++++ Items ++++

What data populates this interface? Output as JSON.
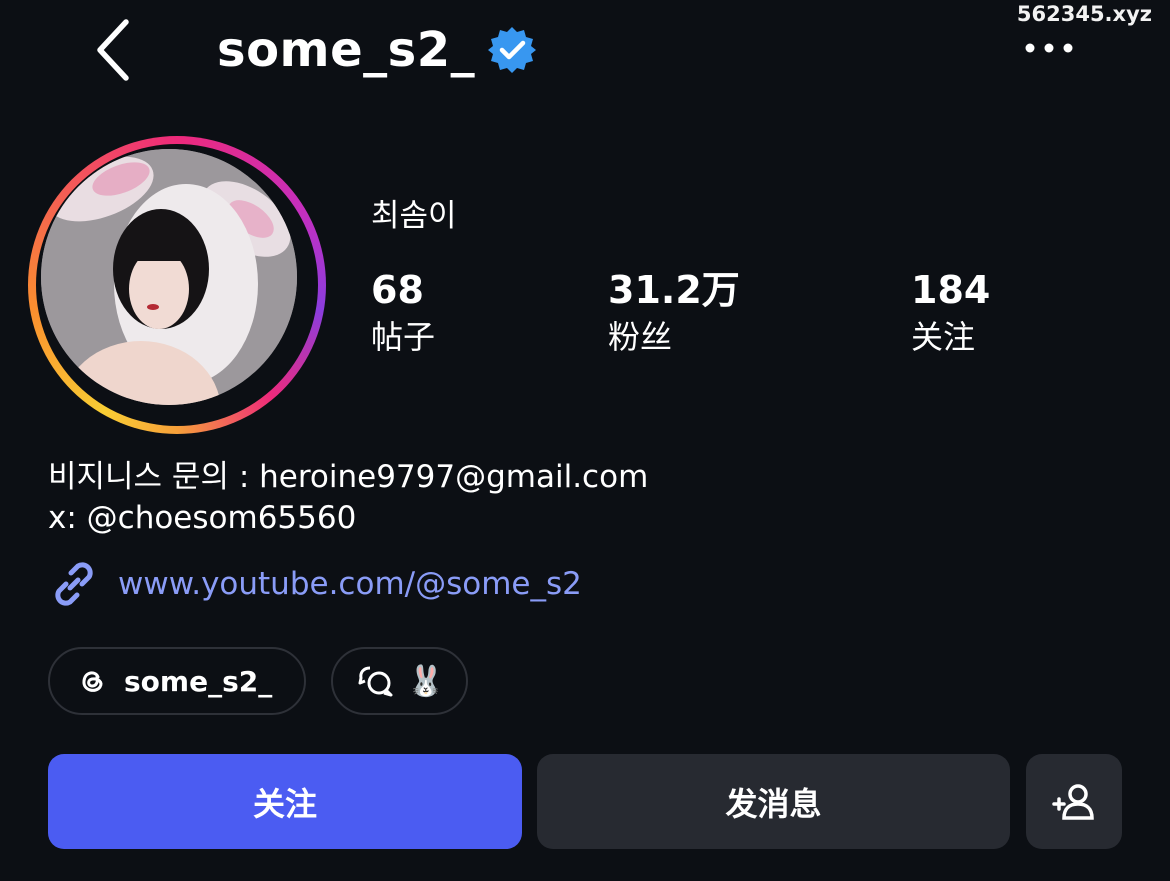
{
  "watermark": "562345.xyz",
  "header": {
    "username": "some_s2_",
    "back_icon": "chevron-left-icon",
    "verified_icon": "verified-badge-icon",
    "more_icon": "more-horizontal-icon"
  },
  "profile": {
    "display_name": "최솜이",
    "stats": [
      {
        "value": "68",
        "label": "帖子"
      },
      {
        "value": "31.2万",
        "label": "粉丝"
      },
      {
        "value": "184",
        "label": "关注"
      }
    ]
  },
  "bio": {
    "line1": "비지니스 문의 : heroine9797@gmail.com",
    "line2": "x: @choesom65560",
    "link_icon": "link-icon",
    "link": "www.youtube.com/@some_s2"
  },
  "chips": [
    {
      "icon": "threads-icon",
      "label": "some_s2_"
    },
    {
      "icon": "chat-bubbles-icon",
      "label": "🐰"
    }
  ],
  "actions": {
    "follow": "关注",
    "message": "发消息",
    "add_user_icon": "add-person-icon"
  },
  "colors": {
    "background": "#0c0f14",
    "accent": "#4b5cf2",
    "link": "#8a9cf7",
    "verified": "#3897f0",
    "secondary_button": "#272a31"
  }
}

++++

What is needed |
Every record must be copied exactly, with images dropped from the result.

Expected answer |
What data populates this interface? Output as JSON.
{
  "watermark": "562345.xyz",
  "header": {
    "username": "some_s2_",
    "back_icon": "chevron-left-icon",
    "verified_icon": "verified-badge-icon",
    "more_icon": "more-horizontal-icon"
  },
  "profile": {
    "display_name": "최솜이",
    "stats": [
      {
        "value": "68",
        "label": "帖子"
      },
      {
        "value": "31.2万",
        "label": "粉丝"
      },
      {
        "value": "184",
        "label": "关注"
      }
    ]
  },
  "bio": {
    "line1": "비지니스 문의 : heroine9797@gmail.com",
    "line2": "x: @choesom65560",
    "link_icon": "link-icon",
    "link": "www.youtube.com/@some_s2"
  },
  "chips": [
    {
      "icon": "threads-icon",
      "label": "some_s2_"
    },
    {
      "icon": "chat-bubbles-icon",
      "label": "🐰"
    }
  ],
  "actions": {
    "follow": "关注",
    "message": "发消息",
    "add_user_icon": "add-person-icon"
  },
  "colors": {
    "background": "#0c0f14",
    "accent": "#4b5cf2",
    "link": "#8a9cf7",
    "verified": "#3897f0",
    "secondary_button": "#272a31"
  }
}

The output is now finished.